[Task brief] Return all of the data exactly as written, without the pictures.
* BEGIN Extracted data *
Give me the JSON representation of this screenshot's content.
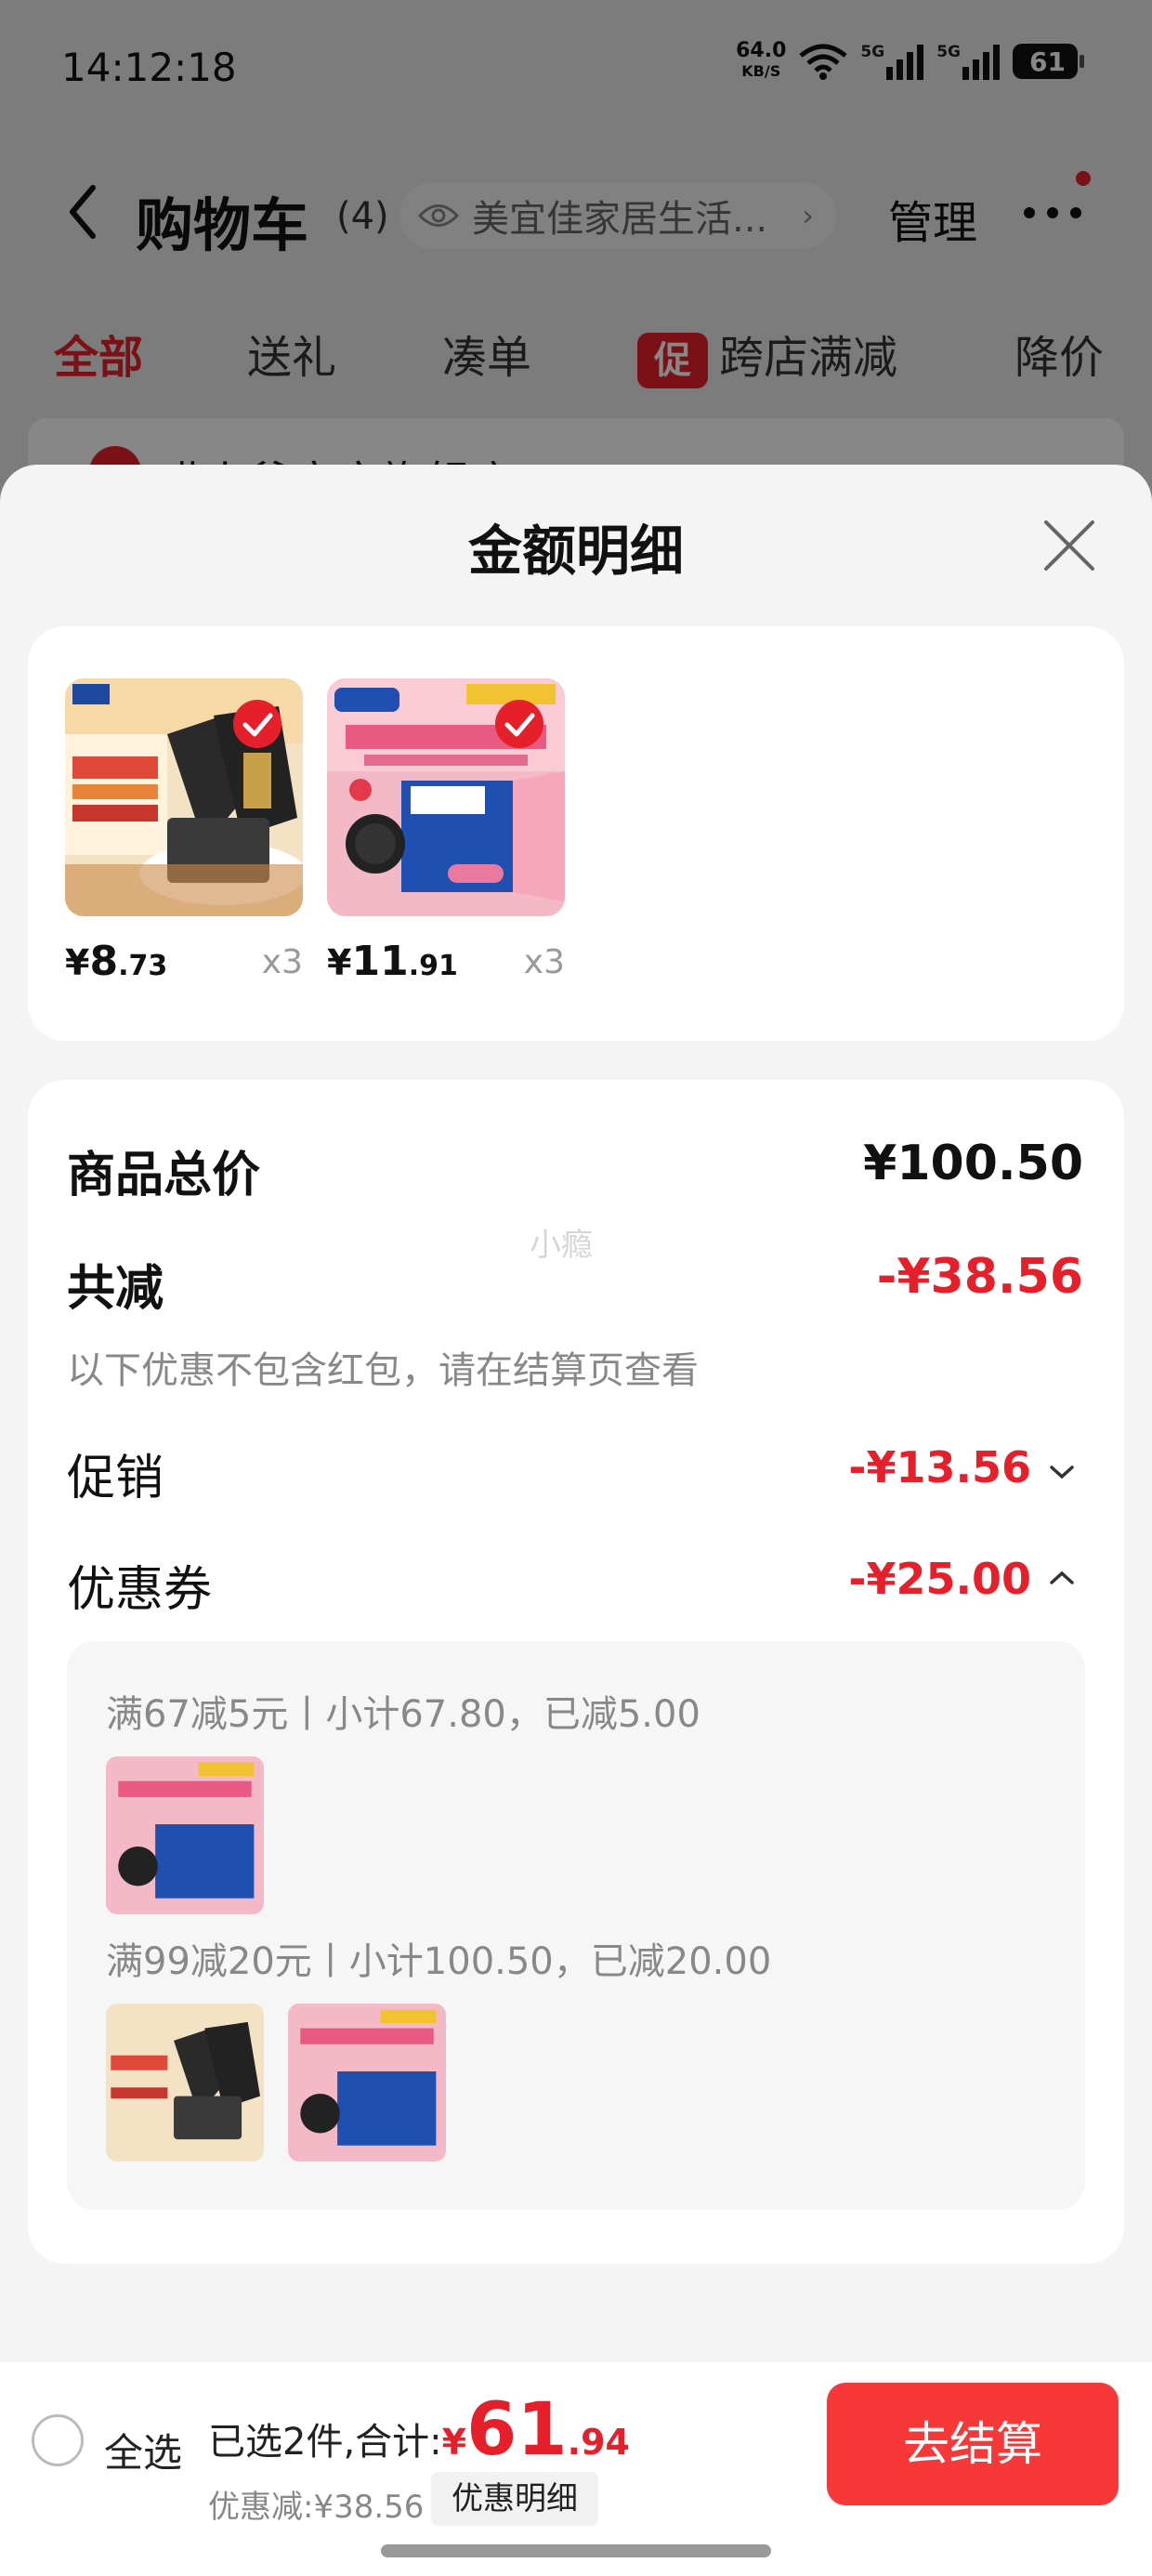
{
  "status_bar": {
    "time": "14:12:18",
    "net_speed": "64.0",
    "net_unit": "KB/S",
    "sim1": "5G",
    "sim2": "5G",
    "battery": "61"
  },
  "header": {
    "title": "购物车",
    "count": "(4)",
    "store_name": "美宜佳家居生活...",
    "manage_label": "管理"
  },
  "tabs": [
    {
      "label": "全部",
      "active": true
    },
    {
      "label": "送礼"
    },
    {
      "label": "凑单"
    },
    {
      "label": "跨店满减",
      "badge": "促"
    },
    {
      "label": "降价"
    }
  ],
  "store_row": {
    "name": "喵小爷官方旗舰店 "
  },
  "sheet": {
    "title": "金额明细",
    "products": [
      {
        "price_symbol": "¥",
        "price_int": "8",
        "price_dec": ".73",
        "qty": "x3",
        "name": "biscuit-pack"
      },
      {
        "price_symbol": "¥",
        "price_int": "11",
        "price_dec": ".91",
        "qty": "x3",
        "name": "strawberry-cookie-box"
      }
    ],
    "watermark": "小瘾",
    "summary": {
      "total_label": "商品总价",
      "total_value": "¥100.50",
      "discount_label": "共减",
      "discount_value": "-¥38.56",
      "note": "以下优惠不包含红包，请在结算页查看",
      "promo_label": "促销",
      "promo_value": "-¥13.56",
      "coupon_label": "优惠券",
      "coupon_value": "-¥25.00"
    },
    "coupons": [
      {
        "rule": "满67减5元丨小计67.80，已减5.00"
      },
      {
        "rule": "满99减20元丨小计100.50，已减20.00"
      }
    ]
  },
  "bottom_bar": {
    "select_all": "全选",
    "selected_prefix": "已选2件,合计:",
    "total_symbol": "¥",
    "total_int": "61",
    "total_dec": ".94",
    "discount_text": "优惠减:¥38.56",
    "detail_label": "优惠明细",
    "checkout_label": "去结算"
  },
  "colors": {
    "accent_red": "#e6202a",
    "checkout_red": "#f63838"
  }
}
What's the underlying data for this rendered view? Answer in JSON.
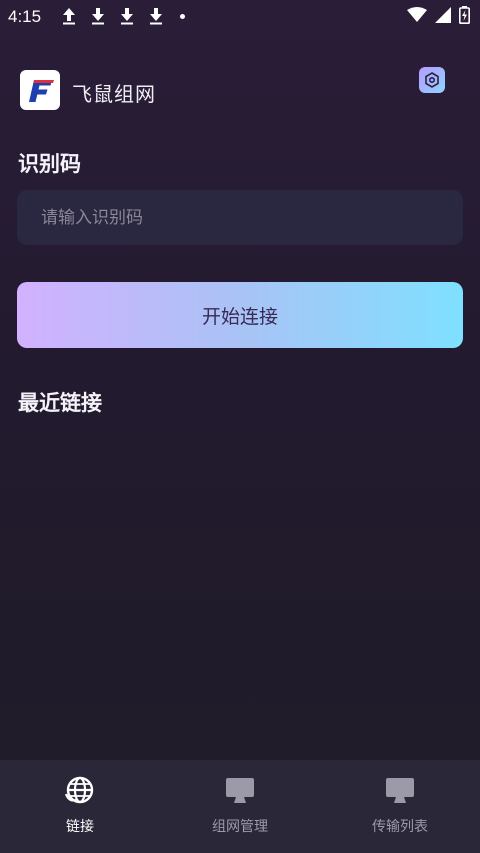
{
  "status_bar": {
    "time": "4:15"
  },
  "header": {
    "app_title": "飞鼠组网"
  },
  "connect": {
    "section_label": "识别码",
    "input_placeholder": "请输入识别码",
    "input_value": "",
    "button_label": "开始连接"
  },
  "recent": {
    "section_label": "最近链接"
  },
  "bottom_nav": {
    "items": [
      {
        "label": "链接",
        "icon": "globe-icon",
        "active": true
      },
      {
        "label": "组网管理",
        "icon": "monitor-icon",
        "active": false
      },
      {
        "label": "传输列表",
        "icon": "monitor-icon",
        "active": false
      }
    ]
  },
  "colors": {
    "accent_gradient_start": "#d2b1ff",
    "accent_gradient_end": "#7fe0ff",
    "nav_inactive": "#9c99a8",
    "logo_blue": "#1f3fae",
    "logo_red": "#e0303a"
  }
}
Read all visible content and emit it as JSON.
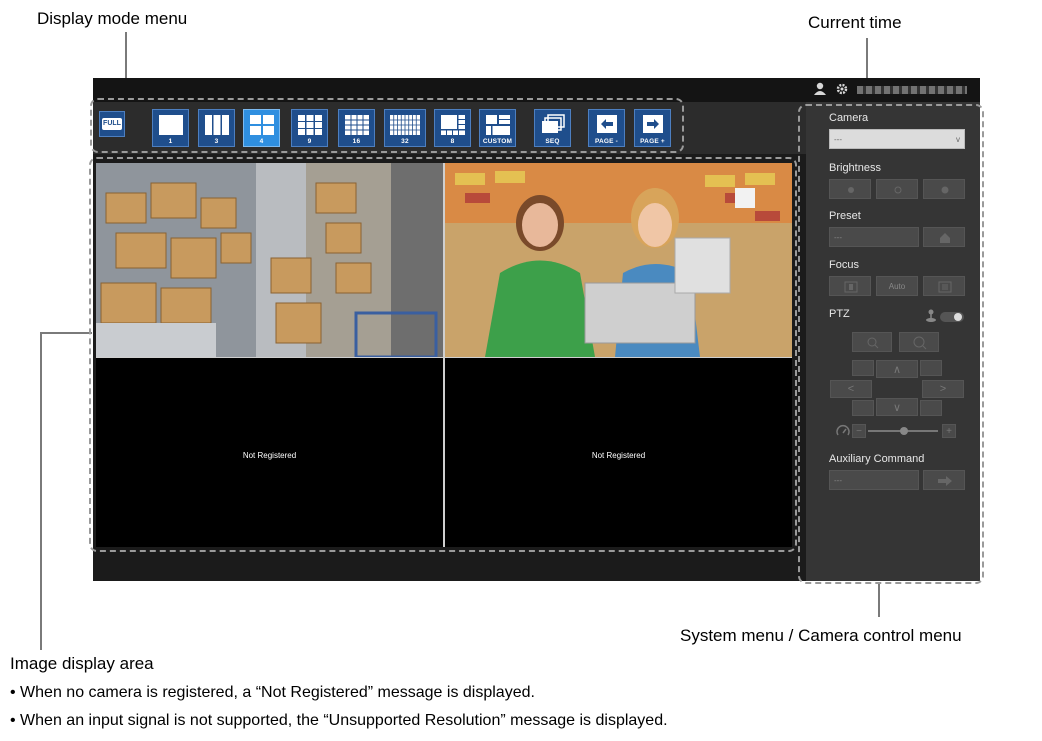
{
  "callouts": {
    "display_mode_menu": "Display mode menu",
    "current_time": "Current time",
    "system_menu": "System menu / Camera control menu",
    "image_display_area": "Image display area"
  },
  "descriptions": [
    "• When no camera is registered, a “Not Registered” message is displayed.",
    "• When an input signal is not supported, the “Unsupported Resolution” message is displayed."
  ],
  "toolbar": {
    "full": "FULL",
    "buttons": [
      "1",
      "3",
      "4",
      "9",
      "16",
      "32",
      "8",
      "CUSTOM",
      "SEQ",
      "PAGE -",
      "PAGE +"
    ],
    "active": "4"
  },
  "video": {
    "not_registered_1": "Not Registered",
    "not_registered_2": "Not Registered"
  },
  "panel": {
    "camera_label": "Camera",
    "camera_value": "---",
    "brightness_label": "Brightness",
    "preset_label": "Preset",
    "preset_value": "---",
    "focus_label": "Focus",
    "focus_auto": "Auto",
    "ptz_label": "PTZ",
    "aux_label": "Auxiliary Command",
    "aux_value": "---"
  },
  "colors": {
    "toolbar_button": "#1f4e8c",
    "toolbar_button_active": "#2f8fe0",
    "panel_bg": "#353535"
  }
}
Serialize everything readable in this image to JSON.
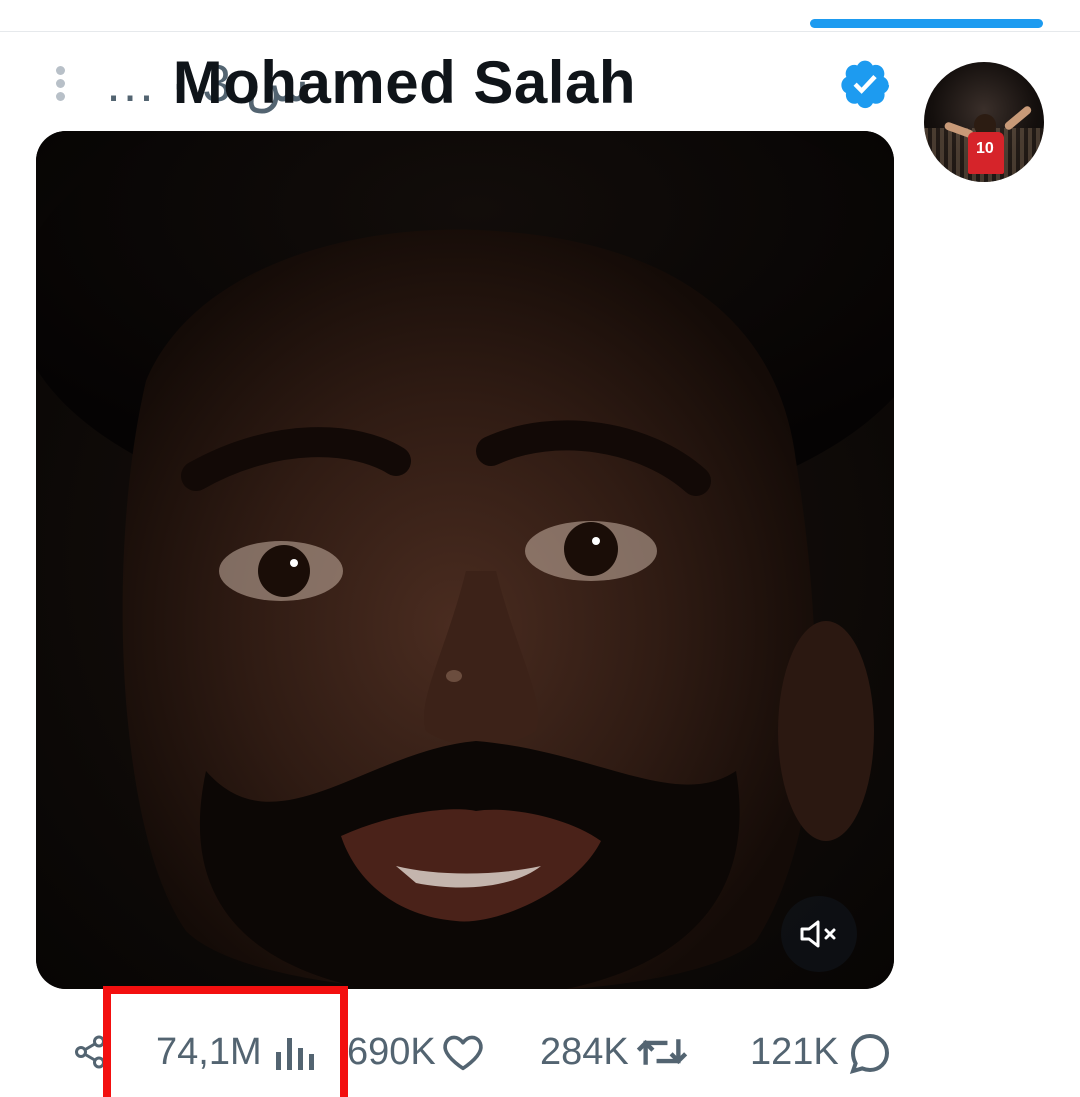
{
  "post": {
    "author_name": "Mohamed Salah",
    "time_meta": "… · 3 س",
    "verified": true
  },
  "media": {
    "description_icon": "video-still",
    "mute_icon": "speaker-muted-icon"
  },
  "actions": {
    "views": "74,1M",
    "likes": "690K",
    "reposts": "284K",
    "replies": "121K"
  },
  "colors": {
    "accent": "#1d9bf0",
    "muted_text": "#536471",
    "highlight": "#f30f0f"
  }
}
* END Extracted data *
[Reply]
Give me the JSON representation of this screenshot's content.
{
  "status_bar": {
    "time": "14:12:18",
    "net_speed": "64.0",
    "net_unit": "KB/S",
    "sim1": "5G",
    "sim2": "5G",
    "battery": "61"
  },
  "header": {
    "title": "购物车",
    "count": "(4)",
    "store_name": "美宜佳家居生活...",
    "manage_label": "管理"
  },
  "tabs": [
    {
      "label": "全部",
      "active": true
    },
    {
      "label": "送礼"
    },
    {
      "label": "凑单"
    },
    {
      "label": "跨店满减",
      "badge": "促"
    },
    {
      "label": "降价"
    }
  ],
  "store_row": {
    "name": "喵小爷官方旗舰店 "
  },
  "sheet": {
    "title": "金额明细",
    "products": [
      {
        "price_symbol": "¥",
        "price_int": "8",
        "price_dec": ".73",
        "qty": "x3",
        "name": "biscuit-pack"
      },
      {
        "price_symbol": "¥",
        "price_int": "11",
        "price_dec": ".91",
        "qty": "x3",
        "name": "strawberry-cookie-box"
      }
    ],
    "watermark": "小瘾",
    "summary": {
      "total_label": "商品总价",
      "total_value": "¥100.50",
      "discount_label": "共减",
      "discount_value": "-¥38.56",
      "note": "以下优惠不包含红包，请在结算页查看",
      "promo_label": "促销",
      "promo_value": "-¥13.56",
      "coupon_label": "优惠券",
      "coupon_value": "-¥25.00"
    },
    "coupons": [
      {
        "rule": "满67减5元丨小计67.80，已减5.00"
      },
      {
        "rule": "满99减20元丨小计100.50，已减20.00"
      }
    ]
  },
  "bottom_bar": {
    "select_all": "全选",
    "selected_prefix": "已选2件,合计:",
    "total_symbol": "¥",
    "total_int": "61",
    "total_dec": ".94",
    "discount_text": "优惠减:¥38.56",
    "detail_label": "优惠明细",
    "checkout_label": "去结算"
  },
  "colors": {
    "accent_red": "#e6202a",
    "checkout_red": "#f63838"
  }
}
What's the underlying data for this rendered view? Answer in JSON.
{
  "status_bar": {
    "time": "4:15"
  },
  "header": {
    "app_title": "飞鼠组网"
  },
  "connect": {
    "section_label": "识别码",
    "input_placeholder": "请输入识别码",
    "input_value": "",
    "button_label": "开始连接"
  },
  "recent": {
    "section_label": "最近链接"
  },
  "bottom_nav": {
    "items": [
      {
        "label": "链接",
        "icon": "globe-icon",
        "active": true
      },
      {
        "label": "组网管理",
        "icon": "monitor-icon",
        "active": false
      },
      {
        "label": "传输列表",
        "icon": "monitor-icon",
        "active": false
      }
    ]
  },
  "colors": {
    "accent_gradient_start": "#d2b1ff",
    "accent_gradient_end": "#7fe0ff",
    "nav_inactive": "#9c99a8",
    "logo_blue": "#1f3fae",
    "logo_red": "#e0303a"
  }
}
Read all visible content and emit it as JSON.
{
  "callouts": {
    "display_mode_menu": "Display mode menu",
    "current_time": "Current time",
    "system_menu": "System menu / Camera control menu",
    "image_display_area": "Image display area"
  },
  "descriptions": [
    "• When no camera is registered, a “Not Registered” message is displayed.",
    "• When an input signal is not supported, the “Unsupported Resolution” message is displayed."
  ],
  "toolbar": {
    "full": "FULL",
    "buttons": [
      "1",
      "3",
      "4",
      "9",
      "16",
      "32",
      "8",
      "CUSTOM",
      "SEQ",
      "PAGE -",
      "PAGE +"
    ],
    "active": "4"
  },
  "video": {
    "not_registered_1": "Not Registered",
    "not_registered_2": "Not Registered"
  },
  "panel": {
    "camera_label": "Camera",
    "camera_value": "---",
    "brightness_label": "Brightness",
    "preset_label": "Preset",
    "preset_value": "---",
    "focus_label": "Focus",
    "focus_auto": "Auto",
    "ptz_label": "PTZ",
    "aux_label": "Auxiliary Command",
    "aux_value": "---"
  },
  "colors": {
    "toolbar_button": "#1f4e8c",
    "toolbar_button_active": "#2f8fe0",
    "panel_bg": "#353535"
  }
}
Serialize everything readable in this image to JSON.
{
  "post": {
    "author_name": "Mohamed Salah",
    "time_meta": "… · 3 س",
    "verified": true
  },
  "media": {
    "description_icon": "video-still",
    "mute_icon": "speaker-muted-icon"
  },
  "actions": {
    "views": "74,1M",
    "likes": "690K",
    "reposts": "284K",
    "replies": "121K"
  },
  "colors": {
    "accent": "#1d9bf0",
    "muted_text": "#536471",
    "highlight": "#f30f0f"
  }
}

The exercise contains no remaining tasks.